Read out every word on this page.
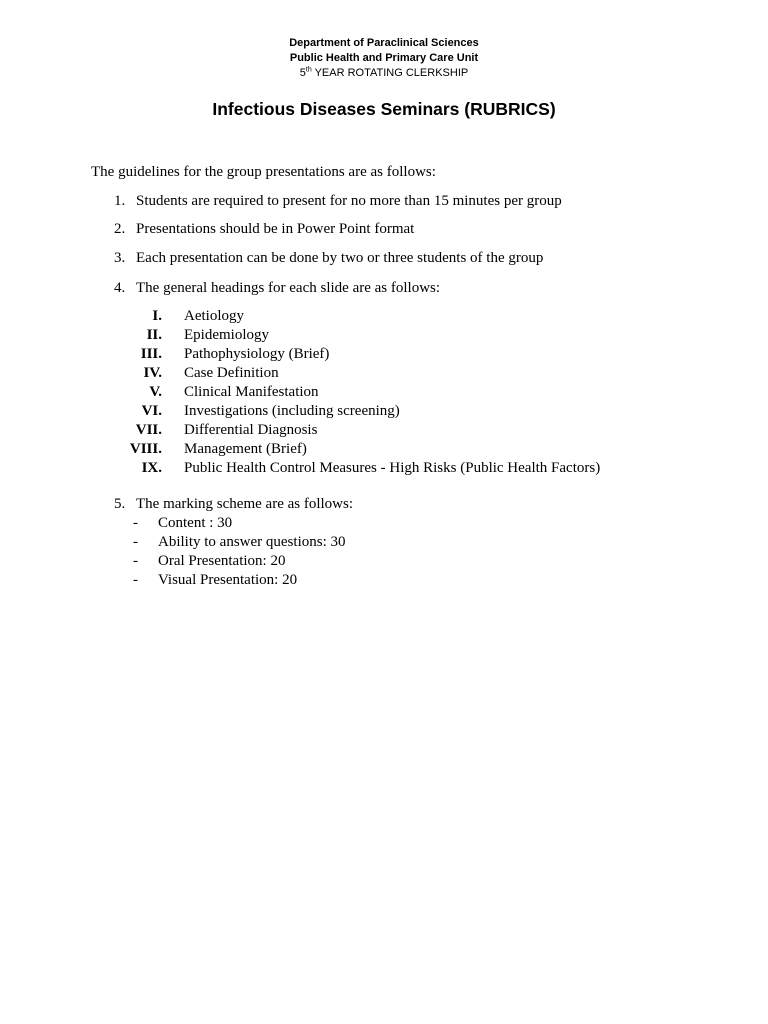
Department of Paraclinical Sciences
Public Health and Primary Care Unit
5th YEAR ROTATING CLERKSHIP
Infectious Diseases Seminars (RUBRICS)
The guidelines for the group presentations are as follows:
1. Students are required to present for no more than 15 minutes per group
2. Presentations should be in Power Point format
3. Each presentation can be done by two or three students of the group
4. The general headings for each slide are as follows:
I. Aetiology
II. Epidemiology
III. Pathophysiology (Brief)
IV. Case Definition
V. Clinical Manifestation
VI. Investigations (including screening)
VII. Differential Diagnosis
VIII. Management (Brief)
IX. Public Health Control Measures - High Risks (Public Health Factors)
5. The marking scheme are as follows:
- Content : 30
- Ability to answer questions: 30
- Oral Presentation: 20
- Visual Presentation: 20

──────

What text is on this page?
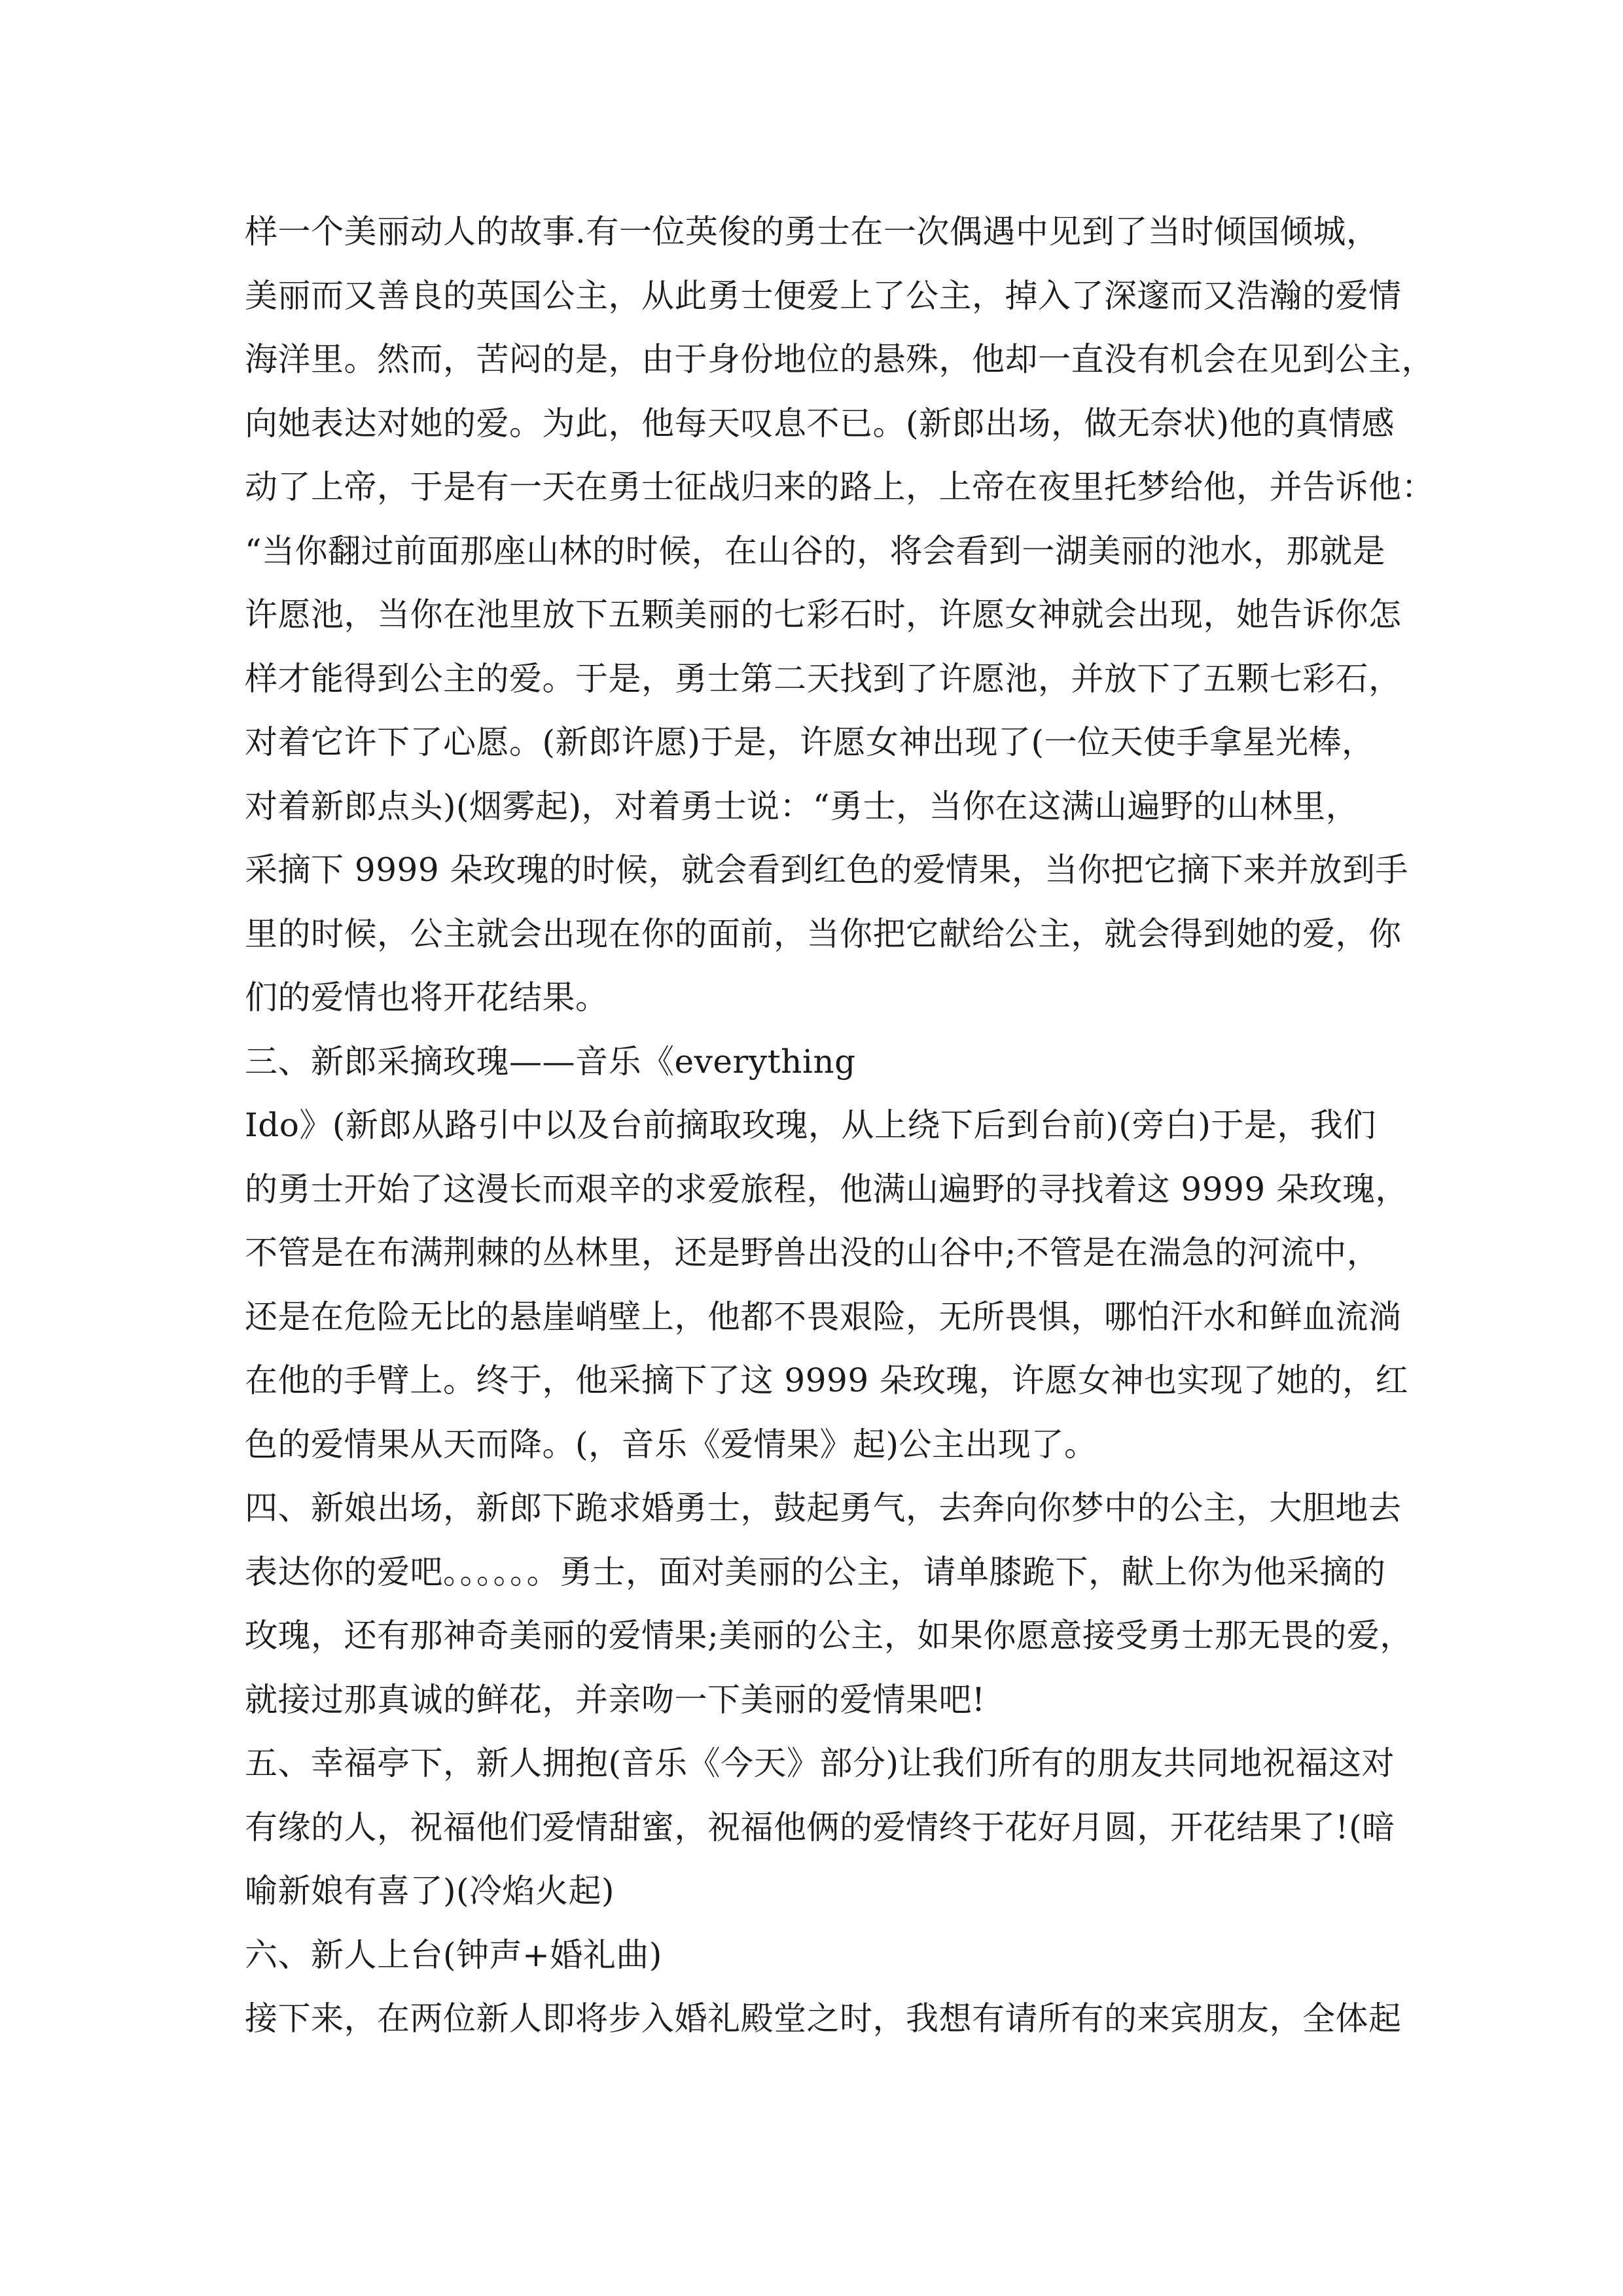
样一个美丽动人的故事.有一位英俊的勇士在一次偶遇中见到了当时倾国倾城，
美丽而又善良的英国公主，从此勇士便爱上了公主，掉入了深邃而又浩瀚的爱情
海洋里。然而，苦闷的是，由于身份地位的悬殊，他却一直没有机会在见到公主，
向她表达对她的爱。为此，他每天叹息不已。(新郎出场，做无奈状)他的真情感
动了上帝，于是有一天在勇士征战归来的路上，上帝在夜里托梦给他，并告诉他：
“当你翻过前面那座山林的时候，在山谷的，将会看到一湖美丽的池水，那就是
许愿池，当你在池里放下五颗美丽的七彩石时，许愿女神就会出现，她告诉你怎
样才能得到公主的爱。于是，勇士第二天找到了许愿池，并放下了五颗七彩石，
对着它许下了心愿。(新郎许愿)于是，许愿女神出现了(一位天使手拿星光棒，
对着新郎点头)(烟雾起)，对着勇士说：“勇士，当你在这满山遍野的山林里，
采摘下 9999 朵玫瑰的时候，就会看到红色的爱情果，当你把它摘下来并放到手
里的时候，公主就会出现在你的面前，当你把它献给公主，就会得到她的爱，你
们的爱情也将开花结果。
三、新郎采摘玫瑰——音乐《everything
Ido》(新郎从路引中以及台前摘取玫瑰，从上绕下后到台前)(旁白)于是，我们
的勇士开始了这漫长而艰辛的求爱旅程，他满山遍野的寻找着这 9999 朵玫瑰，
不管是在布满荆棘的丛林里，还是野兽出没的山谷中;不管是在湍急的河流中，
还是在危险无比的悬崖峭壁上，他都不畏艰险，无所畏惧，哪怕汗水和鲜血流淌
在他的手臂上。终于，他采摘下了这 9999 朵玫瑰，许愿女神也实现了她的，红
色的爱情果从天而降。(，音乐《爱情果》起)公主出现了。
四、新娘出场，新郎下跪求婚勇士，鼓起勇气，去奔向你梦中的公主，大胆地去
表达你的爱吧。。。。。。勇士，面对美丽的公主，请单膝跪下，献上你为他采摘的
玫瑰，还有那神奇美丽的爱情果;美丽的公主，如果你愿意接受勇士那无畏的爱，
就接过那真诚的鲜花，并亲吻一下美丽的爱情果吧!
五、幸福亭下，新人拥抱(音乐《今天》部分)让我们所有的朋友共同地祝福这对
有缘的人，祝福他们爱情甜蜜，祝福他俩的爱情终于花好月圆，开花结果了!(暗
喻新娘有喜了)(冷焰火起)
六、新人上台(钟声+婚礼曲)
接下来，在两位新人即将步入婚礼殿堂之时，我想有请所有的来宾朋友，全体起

──────

*Written request*. Pull out all lines from the entries above that include the word "Health".

*Exercise output*.
Public Health and Primary Care Unit
IX. Public Health Control Measures - High Risks (Public Health Factors)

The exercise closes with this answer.